The request -
Quote the data below in full, please, without altering anything.

Given data -
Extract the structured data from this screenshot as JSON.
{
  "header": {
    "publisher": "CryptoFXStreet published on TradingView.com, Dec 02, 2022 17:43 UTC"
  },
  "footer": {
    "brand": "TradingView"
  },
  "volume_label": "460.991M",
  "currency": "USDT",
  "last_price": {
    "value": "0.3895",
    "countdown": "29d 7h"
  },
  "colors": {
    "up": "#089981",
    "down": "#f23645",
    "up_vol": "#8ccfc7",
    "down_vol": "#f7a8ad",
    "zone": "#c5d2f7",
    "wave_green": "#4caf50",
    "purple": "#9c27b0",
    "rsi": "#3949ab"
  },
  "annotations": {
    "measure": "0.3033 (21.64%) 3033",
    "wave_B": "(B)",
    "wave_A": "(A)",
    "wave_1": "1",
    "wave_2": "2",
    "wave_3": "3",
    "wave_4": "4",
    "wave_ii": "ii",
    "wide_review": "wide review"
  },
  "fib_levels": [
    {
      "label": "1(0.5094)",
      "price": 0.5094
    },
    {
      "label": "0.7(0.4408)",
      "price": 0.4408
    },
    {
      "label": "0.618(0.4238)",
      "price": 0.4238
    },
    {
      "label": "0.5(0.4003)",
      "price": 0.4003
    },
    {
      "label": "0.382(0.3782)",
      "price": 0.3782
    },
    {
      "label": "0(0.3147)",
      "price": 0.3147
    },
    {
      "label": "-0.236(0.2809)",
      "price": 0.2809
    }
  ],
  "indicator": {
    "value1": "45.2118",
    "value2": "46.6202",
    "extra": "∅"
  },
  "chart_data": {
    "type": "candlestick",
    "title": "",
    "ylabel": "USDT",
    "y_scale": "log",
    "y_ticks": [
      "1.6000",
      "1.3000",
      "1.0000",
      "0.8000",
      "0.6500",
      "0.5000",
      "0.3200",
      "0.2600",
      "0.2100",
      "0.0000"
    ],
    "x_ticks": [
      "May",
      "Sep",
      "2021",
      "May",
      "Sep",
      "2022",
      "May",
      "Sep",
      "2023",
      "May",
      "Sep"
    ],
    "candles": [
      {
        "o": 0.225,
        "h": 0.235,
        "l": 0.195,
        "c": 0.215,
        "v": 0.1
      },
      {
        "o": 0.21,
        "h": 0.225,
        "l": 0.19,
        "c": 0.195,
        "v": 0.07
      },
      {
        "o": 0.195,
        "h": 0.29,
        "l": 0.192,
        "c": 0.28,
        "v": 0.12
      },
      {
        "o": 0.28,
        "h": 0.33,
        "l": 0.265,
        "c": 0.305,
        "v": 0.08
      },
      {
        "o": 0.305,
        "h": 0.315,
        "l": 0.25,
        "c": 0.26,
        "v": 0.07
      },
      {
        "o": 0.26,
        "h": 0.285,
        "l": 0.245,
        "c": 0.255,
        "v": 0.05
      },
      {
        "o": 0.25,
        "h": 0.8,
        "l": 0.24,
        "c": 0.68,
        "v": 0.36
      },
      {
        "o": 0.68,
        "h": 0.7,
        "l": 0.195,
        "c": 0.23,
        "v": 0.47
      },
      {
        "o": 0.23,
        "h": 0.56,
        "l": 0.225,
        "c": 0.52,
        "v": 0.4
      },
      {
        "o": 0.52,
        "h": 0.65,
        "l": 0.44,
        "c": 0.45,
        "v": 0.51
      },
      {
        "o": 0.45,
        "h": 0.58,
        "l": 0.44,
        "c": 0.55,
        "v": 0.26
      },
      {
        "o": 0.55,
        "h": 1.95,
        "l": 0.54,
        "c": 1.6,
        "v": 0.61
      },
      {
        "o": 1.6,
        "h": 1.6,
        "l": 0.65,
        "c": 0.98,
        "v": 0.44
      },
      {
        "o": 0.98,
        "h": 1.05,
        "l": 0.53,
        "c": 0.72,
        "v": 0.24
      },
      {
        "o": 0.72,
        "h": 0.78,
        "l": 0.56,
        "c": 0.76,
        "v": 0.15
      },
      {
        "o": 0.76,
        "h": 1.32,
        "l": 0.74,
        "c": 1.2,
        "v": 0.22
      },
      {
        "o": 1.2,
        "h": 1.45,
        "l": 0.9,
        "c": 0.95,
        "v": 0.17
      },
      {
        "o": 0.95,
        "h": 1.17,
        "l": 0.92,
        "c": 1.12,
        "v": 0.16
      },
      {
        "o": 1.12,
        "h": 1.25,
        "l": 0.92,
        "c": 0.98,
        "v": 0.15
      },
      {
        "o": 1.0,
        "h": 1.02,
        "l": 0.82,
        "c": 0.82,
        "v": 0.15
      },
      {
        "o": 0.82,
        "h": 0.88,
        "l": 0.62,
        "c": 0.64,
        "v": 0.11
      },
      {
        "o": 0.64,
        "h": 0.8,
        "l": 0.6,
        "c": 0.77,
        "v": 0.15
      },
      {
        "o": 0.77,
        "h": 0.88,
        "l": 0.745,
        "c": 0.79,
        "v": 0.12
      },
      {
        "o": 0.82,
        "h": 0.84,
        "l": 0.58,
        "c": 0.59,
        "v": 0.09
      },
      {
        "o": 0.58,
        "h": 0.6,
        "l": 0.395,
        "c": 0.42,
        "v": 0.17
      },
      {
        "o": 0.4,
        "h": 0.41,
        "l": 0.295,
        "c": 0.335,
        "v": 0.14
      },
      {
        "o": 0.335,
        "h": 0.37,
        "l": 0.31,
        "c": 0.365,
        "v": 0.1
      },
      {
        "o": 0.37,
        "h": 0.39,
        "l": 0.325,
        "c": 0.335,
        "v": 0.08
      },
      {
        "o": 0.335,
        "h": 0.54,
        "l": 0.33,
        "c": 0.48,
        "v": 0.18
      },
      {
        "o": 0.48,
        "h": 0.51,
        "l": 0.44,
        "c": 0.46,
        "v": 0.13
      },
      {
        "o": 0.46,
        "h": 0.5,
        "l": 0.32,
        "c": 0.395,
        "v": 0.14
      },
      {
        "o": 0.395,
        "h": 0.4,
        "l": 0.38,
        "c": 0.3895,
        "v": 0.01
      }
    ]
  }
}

Answer to this task -
Extract the structured data from this screenshot as JSON.
{
  "header": {
    "publisher": "CryptoFXStreet published on TradingView.com, Dec 02, 2022 17:43 UTC"
  },
  "footer": {
    "brand": "TradingView"
  },
  "volume_label": "460.991M",
  "currency": "USDT",
  "last_price": {
    "value": "0.3895",
    "countdown": "29d 7h"
  },
  "colors": {
    "up": "#089981",
    "down": "#f23645",
    "up_vol": "#8ccfc7",
    "down_vol": "#f7a8ad",
    "zone": "#c5d2f7",
    "wave_green": "#4caf50",
    "purple": "#9c27b0",
    "rsi": "#3949ab"
  },
  "annotations": {
    "measure": "0.3033 (21.64%) 3033",
    "wave_B": "(B)",
    "wave_A": "(A)",
    "wave_1": "1",
    "wave_2": "2",
    "wave_3": "3",
    "wave_4": "4",
    "wave_ii": "ii",
    "wide_review": "wide review"
  },
  "fib_levels": [
    {
      "label": "1(0.5094)",
      "price": 0.5094
    },
    {
      "label": "0.7(0.4408)",
      "price": 0.4408
    },
    {
      "label": "0.618(0.4238)",
      "price": 0.4238
    },
    {
      "label": "0.5(0.4003)",
      "price": 0.4003
    },
    {
      "label": "0.382(0.3782)",
      "price": 0.3782
    },
    {
      "label": "0(0.3147)",
      "price": 0.3147
    },
    {
      "label": "-0.236(0.2809)",
      "price": 0.2809
    }
  ],
  "indicator": {
    "value1": "45.2118",
    "value2": "46.6202",
    "extra": "∅"
  },
  "chart_data": {
    "type": "candlestick",
    "title": "",
    "ylabel": "USDT",
    "y_scale": "log",
    "y_ticks": [
      "1.6000",
      "1.3000",
      "1.0000",
      "0.8000",
      "0.6500",
      "0.5000",
      "0.3200",
      "0.2600",
      "0.2100",
      "0.0000"
    ],
    "x_ticks": [
      "May",
      "Sep",
      "2021",
      "May",
      "Sep",
      "2022",
      "May",
      "Sep",
      "2023",
      "May",
      "Sep"
    ],
    "candles": [
      {
        "o": 0.225,
        "h": 0.235,
        "l": 0.195,
        "c": 0.215,
        "v": 0.1
      },
      {
        "o": 0.21,
        "h": 0.225,
        "l": 0.19,
        "c": 0.195,
        "v": 0.07
      },
      {
        "o": 0.195,
        "h": 0.29,
        "l": 0.192,
        "c": 0.28,
        "v": 0.12
      },
      {
        "o": 0.28,
        "h": 0.33,
        "l": 0.265,
        "c": 0.305,
        "v": 0.08
      },
      {
        "o": 0.305,
        "h": 0.315,
        "l": 0.25,
        "c": 0.26,
        "v": 0.07
      },
      {
        "o": 0.26,
        "h": 0.285,
        "l": 0.245,
        "c": 0.255,
        "v": 0.05
      },
      {
        "o": 0.25,
        "h": 0.8,
        "l": 0.24,
        "c": 0.68,
        "v": 0.36
      },
      {
        "o": 0.68,
        "h": 0.7,
        "l": 0.195,
        "c": 0.23,
        "v": 0.47
      },
      {
        "o": 0.23,
        "h": 0.56,
        "l": 0.225,
        "c": 0.52,
        "v": 0.4
      },
      {
        "o": 0.52,
        "h": 0.65,
        "l": 0.44,
        "c": 0.45,
        "v": 0.51
      },
      {
        "o": 0.45,
        "h": 0.58,
        "l": 0.44,
        "c": 0.55,
        "v": 0.26
      },
      {
        "o": 0.55,
        "h": 1.95,
        "l": 0.54,
        "c": 1.6,
        "v": 0.61
      },
      {
        "o": 1.6,
        "h": 1.6,
        "l": 0.65,
        "c": 0.98,
        "v": 0.44
      },
      {
        "o": 0.98,
        "h": 1.05,
        "l": 0.53,
        "c": 0.72,
        "v": 0.24
      },
      {
        "o": 0.72,
        "h": 0.78,
        "l": 0.56,
        "c": 0.76,
        "v": 0.15
      },
      {
        "o": 0.76,
        "h": 1.32,
        "l": 0.74,
        "c": 1.2,
        "v": 0.22
      },
      {
        "o": 1.2,
        "h": 1.45,
        "l": 0.9,
        "c": 0.95,
        "v": 0.17
      },
      {
        "o": 0.95,
        "h": 1.17,
        "l": 0.92,
        "c": 1.12,
        "v": 0.16
      },
      {
        "o": 1.12,
        "h": 1.25,
        "l": 0.92,
        "c": 0.98,
        "v": 0.15
      },
      {
        "o": 1.0,
        "h": 1.02,
        "l": 0.82,
        "c": 0.82,
        "v": 0.15
      },
      {
        "o": 0.82,
        "h": 0.88,
        "l": 0.62,
        "c": 0.64,
        "v": 0.11
      },
      {
        "o": 0.64,
        "h": 0.8,
        "l": 0.6,
        "c": 0.77,
        "v": 0.15
      },
      {
        "o": 0.77,
        "h": 0.88,
        "l": 0.745,
        "c": 0.79,
        "v": 0.12
      },
      {
        "o": 0.82,
        "h": 0.84,
        "l": 0.58,
        "c": 0.59,
        "v": 0.09
      },
      {
        "o": 0.58,
        "h": 0.6,
        "l": 0.395,
        "c": 0.42,
        "v": 0.17
      },
      {
        "o": 0.4,
        "h": 0.41,
        "l": 0.295,
        "c": 0.335,
        "v": 0.14
      },
      {
        "o": 0.335,
        "h": 0.37,
        "l": 0.31,
        "c": 0.365,
        "v": 0.1
      },
      {
        "o": 0.37,
        "h": 0.39,
        "l": 0.325,
        "c": 0.335,
        "v": 0.08
      },
      {
        "o": 0.335,
        "h": 0.54,
        "l": 0.33,
        "c": 0.48,
        "v": 0.18
      },
      {
        "o": 0.48,
        "h": 0.51,
        "l": 0.44,
        "c": 0.46,
        "v": 0.13
      },
      {
        "o": 0.46,
        "h": 0.5,
        "l": 0.32,
        "c": 0.395,
        "v": 0.14
      },
      {
        "o": 0.395,
        "h": 0.4,
        "l": 0.38,
        "c": 0.3895,
        "v": 0.01
      }
    ]
  }
}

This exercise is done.